▸ Task objective
Could you copy every line from the material below in which "electricity" appears?
═══ Input rows
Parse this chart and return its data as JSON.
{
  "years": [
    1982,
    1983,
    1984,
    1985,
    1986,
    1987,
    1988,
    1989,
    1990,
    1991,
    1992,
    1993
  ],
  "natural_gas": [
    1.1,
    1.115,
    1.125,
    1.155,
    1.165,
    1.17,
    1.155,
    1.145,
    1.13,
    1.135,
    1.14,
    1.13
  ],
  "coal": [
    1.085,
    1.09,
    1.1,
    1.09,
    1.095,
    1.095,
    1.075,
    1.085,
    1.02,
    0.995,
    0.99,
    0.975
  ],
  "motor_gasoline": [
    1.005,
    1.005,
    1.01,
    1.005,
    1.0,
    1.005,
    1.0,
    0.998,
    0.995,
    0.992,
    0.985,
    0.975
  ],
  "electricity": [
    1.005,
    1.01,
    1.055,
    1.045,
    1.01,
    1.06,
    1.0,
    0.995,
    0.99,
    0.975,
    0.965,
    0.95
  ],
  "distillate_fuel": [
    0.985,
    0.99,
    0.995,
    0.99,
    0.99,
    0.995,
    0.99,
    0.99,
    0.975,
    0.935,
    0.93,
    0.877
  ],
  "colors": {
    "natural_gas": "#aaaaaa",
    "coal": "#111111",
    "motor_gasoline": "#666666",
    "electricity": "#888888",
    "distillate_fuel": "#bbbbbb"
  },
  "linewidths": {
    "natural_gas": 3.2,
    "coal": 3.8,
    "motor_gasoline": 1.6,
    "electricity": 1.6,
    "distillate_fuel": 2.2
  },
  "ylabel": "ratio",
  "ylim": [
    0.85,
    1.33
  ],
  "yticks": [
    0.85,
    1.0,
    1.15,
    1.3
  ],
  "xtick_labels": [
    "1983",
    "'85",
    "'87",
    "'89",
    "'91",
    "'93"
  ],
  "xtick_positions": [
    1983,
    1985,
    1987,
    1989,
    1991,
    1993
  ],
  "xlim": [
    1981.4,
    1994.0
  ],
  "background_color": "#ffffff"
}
══════
▸ Problem solution
  "electricity": [
    "electricity": "#888888",
    "electricity": 1.6,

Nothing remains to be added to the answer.